[start]
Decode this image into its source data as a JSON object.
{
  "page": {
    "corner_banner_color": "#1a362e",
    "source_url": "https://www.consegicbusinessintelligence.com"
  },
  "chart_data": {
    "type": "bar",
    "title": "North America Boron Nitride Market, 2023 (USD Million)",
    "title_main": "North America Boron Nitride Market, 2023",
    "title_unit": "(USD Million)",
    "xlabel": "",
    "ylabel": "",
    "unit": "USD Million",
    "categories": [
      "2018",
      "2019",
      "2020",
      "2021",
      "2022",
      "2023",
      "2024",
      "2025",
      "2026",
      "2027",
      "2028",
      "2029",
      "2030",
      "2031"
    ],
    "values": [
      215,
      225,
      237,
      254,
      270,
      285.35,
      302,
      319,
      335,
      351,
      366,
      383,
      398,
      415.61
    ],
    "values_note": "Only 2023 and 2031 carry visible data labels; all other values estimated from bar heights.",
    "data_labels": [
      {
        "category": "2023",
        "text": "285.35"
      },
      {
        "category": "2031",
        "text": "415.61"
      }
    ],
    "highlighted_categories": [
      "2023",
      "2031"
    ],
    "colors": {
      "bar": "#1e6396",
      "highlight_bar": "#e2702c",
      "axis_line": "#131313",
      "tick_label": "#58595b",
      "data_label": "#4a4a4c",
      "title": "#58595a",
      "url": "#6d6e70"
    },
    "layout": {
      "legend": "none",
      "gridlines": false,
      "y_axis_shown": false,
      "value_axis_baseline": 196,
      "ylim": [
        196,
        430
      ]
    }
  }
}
[end]
[start]
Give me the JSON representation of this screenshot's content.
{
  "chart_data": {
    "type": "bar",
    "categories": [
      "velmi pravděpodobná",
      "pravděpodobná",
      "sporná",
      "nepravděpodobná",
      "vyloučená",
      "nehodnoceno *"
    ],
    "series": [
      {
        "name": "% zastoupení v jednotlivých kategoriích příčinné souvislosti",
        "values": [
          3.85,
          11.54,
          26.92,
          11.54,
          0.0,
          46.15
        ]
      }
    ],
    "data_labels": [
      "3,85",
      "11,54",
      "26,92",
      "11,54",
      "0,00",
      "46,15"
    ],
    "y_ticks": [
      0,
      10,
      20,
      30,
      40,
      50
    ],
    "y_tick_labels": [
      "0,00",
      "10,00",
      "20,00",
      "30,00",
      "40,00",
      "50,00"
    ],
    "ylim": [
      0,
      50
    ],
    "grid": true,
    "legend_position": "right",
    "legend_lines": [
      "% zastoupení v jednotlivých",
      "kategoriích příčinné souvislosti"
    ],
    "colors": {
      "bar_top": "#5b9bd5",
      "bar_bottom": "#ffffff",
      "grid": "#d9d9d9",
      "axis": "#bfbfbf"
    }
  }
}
[end]
> **What needs to be done**
Each line that has the word "Boron" should be copied.

> **Finished answer**
    "title": "North America Boron Nitride Market, 2023 (USD Million)",
    "title_main": "North America Boron Nitride Market, 2023",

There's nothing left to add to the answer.